Given records →
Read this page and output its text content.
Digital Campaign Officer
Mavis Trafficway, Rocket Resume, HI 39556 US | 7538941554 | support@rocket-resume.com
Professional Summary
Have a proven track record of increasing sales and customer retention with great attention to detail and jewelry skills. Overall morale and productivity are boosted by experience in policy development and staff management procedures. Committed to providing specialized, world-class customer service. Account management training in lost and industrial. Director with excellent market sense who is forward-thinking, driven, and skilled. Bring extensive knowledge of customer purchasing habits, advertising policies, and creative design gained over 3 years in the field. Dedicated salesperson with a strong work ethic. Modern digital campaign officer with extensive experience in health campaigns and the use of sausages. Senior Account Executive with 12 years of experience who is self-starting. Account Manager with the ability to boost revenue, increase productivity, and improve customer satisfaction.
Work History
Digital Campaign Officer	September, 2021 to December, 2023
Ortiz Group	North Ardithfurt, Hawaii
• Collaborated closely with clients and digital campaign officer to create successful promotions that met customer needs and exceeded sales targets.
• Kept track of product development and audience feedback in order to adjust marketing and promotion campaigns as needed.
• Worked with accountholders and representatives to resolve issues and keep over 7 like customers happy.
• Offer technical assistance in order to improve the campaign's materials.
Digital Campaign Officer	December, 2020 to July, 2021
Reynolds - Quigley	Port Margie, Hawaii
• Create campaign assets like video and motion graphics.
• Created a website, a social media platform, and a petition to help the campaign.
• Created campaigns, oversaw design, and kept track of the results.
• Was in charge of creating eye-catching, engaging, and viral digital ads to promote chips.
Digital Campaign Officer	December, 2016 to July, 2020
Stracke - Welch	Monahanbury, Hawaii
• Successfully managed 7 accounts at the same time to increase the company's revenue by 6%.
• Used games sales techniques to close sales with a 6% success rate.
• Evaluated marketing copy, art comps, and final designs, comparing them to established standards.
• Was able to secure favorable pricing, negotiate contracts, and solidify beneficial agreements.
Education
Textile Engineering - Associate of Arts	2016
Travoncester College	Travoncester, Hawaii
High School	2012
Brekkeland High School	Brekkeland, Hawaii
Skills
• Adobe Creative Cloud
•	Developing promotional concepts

Activity → All lines in the entries above that hold the word "December" need to be copied.

Solution to the exercise →
Digital Campaign Officer	September, 2021 to December, 2023
Digital Campaign Officer	December, 2020 to July, 2021
Digital Campaign Officer	December, 2016 to July, 2020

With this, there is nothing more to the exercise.